**Task:**
Scan the data beneath this task and copy each line that includes "effective".

[start Given information]

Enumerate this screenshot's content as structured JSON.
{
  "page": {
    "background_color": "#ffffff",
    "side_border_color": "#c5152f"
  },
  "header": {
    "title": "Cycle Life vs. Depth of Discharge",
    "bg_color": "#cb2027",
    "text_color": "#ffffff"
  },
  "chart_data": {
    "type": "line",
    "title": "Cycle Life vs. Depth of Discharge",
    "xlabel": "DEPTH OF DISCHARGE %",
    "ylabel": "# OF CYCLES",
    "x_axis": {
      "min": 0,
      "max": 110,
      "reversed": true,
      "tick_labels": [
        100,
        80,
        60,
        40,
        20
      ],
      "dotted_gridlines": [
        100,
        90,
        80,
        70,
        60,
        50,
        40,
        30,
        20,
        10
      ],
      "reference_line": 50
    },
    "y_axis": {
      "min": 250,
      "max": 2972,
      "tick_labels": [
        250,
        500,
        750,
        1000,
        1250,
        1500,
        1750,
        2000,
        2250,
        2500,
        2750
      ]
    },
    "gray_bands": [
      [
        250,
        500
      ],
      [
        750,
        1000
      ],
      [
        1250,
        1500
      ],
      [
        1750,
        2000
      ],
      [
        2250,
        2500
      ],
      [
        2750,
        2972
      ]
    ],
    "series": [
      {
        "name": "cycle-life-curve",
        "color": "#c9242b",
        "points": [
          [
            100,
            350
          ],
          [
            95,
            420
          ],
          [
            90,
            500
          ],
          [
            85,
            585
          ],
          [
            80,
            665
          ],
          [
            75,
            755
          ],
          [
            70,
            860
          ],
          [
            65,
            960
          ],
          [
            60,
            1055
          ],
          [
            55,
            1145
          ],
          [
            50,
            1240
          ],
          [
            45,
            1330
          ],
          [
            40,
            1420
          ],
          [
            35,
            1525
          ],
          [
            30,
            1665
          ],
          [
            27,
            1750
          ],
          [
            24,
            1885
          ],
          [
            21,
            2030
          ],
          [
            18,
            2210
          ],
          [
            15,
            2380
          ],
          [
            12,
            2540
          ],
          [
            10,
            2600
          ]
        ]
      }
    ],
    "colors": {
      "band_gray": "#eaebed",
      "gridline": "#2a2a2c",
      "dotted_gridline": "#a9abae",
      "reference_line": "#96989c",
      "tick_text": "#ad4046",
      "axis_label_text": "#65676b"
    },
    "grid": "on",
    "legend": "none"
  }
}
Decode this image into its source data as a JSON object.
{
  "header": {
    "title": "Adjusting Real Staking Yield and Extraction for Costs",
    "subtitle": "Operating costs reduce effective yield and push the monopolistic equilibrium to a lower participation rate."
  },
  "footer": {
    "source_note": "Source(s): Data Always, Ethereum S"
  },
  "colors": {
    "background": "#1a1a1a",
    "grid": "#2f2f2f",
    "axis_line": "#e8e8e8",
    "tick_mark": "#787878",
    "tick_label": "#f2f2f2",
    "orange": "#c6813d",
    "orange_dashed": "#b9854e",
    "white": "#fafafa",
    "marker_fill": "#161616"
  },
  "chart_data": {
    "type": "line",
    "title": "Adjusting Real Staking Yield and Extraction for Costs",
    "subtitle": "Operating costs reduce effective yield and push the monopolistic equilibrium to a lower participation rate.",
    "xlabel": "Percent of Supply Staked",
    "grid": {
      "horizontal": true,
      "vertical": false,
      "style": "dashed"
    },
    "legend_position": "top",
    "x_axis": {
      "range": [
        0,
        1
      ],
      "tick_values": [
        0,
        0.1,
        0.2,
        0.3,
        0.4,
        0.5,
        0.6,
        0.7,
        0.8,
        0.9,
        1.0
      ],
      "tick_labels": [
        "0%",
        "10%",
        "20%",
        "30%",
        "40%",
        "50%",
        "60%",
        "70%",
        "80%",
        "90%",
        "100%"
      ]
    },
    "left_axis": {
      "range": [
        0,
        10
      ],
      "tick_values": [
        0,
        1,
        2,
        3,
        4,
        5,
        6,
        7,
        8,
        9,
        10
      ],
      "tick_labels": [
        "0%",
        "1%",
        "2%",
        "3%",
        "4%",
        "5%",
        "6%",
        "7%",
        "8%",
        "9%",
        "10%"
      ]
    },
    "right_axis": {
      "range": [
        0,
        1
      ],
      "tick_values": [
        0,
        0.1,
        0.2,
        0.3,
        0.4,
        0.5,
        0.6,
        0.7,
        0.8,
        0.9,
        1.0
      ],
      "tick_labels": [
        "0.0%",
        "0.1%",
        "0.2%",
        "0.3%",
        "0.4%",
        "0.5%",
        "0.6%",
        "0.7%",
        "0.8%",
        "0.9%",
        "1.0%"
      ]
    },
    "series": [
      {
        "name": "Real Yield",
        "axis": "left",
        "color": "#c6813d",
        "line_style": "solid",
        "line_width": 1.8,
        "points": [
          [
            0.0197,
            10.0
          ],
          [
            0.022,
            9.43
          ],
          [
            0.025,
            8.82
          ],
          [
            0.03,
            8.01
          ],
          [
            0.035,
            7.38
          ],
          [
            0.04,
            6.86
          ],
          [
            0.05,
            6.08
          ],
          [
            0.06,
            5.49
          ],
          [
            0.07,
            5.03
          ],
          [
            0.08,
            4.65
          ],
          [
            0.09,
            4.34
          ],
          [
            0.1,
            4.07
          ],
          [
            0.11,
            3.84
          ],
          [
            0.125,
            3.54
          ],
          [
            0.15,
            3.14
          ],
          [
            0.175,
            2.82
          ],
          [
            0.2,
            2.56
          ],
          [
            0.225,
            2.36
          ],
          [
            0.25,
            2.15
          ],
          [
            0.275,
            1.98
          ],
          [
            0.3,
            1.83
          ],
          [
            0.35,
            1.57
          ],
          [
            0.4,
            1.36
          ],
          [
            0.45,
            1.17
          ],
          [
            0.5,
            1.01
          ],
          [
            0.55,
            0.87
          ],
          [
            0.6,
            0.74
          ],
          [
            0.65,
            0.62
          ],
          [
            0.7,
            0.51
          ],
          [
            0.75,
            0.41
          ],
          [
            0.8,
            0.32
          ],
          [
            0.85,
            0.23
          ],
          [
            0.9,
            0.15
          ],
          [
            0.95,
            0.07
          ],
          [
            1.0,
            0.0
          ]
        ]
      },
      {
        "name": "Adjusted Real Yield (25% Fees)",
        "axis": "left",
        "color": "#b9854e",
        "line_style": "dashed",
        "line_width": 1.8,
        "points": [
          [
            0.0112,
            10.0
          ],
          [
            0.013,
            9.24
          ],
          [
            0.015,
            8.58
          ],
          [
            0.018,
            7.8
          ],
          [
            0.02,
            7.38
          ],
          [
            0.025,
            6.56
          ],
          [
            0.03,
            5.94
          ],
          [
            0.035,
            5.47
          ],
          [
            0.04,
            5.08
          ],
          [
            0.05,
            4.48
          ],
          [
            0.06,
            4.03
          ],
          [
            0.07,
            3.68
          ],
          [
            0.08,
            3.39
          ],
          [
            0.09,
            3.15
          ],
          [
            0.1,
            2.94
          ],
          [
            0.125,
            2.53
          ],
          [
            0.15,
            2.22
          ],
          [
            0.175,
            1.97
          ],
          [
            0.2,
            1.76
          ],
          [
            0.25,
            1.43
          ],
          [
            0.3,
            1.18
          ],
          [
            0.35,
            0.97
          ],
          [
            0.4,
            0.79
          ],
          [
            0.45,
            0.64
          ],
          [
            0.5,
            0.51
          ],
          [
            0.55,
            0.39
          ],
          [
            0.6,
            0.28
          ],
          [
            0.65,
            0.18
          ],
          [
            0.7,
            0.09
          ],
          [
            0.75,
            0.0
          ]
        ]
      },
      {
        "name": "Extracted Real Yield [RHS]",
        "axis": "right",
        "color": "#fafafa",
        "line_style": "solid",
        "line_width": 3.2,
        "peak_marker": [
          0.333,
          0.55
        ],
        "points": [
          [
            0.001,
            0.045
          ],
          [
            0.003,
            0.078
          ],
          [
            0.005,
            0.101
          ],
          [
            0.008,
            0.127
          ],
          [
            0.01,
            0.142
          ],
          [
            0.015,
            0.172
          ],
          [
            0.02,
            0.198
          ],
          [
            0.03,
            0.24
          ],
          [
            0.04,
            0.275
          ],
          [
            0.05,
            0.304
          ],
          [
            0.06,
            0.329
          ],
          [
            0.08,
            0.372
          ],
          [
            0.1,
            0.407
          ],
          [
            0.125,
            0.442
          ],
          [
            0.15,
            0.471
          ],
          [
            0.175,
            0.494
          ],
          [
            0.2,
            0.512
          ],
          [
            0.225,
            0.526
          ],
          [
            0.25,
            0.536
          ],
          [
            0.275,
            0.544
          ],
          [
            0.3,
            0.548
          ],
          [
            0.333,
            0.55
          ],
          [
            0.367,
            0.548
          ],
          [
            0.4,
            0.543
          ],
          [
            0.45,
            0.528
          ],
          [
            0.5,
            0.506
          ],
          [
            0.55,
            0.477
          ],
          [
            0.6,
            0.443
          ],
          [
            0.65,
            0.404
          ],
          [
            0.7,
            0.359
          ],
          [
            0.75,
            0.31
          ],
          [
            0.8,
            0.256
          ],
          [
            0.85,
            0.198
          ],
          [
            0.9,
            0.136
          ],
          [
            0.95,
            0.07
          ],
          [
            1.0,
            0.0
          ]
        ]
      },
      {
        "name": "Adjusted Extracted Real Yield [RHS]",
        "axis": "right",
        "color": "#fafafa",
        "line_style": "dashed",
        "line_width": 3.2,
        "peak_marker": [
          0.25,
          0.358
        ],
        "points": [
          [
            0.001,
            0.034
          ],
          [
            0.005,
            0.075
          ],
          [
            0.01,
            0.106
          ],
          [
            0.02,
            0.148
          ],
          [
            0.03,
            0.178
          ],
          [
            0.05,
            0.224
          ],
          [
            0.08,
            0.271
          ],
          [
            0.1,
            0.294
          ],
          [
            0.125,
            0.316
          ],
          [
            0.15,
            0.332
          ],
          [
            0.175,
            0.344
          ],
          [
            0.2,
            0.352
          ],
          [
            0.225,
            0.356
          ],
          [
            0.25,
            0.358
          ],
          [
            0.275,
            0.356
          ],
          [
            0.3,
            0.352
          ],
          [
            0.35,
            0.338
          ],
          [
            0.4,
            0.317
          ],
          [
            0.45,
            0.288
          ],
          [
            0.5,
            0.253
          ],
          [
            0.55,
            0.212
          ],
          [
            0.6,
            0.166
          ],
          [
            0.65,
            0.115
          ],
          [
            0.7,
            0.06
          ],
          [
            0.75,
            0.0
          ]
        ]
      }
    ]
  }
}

[end Given information]

**Solution for this problem:**
    "subtitle": "Operating costs reduce effective yield and push the monopolistic equilibrium to a lower participation rate."
    "subtitle": "Operating costs reduce effective yield and push the monopolistic equilibrium to a lower participation rate.",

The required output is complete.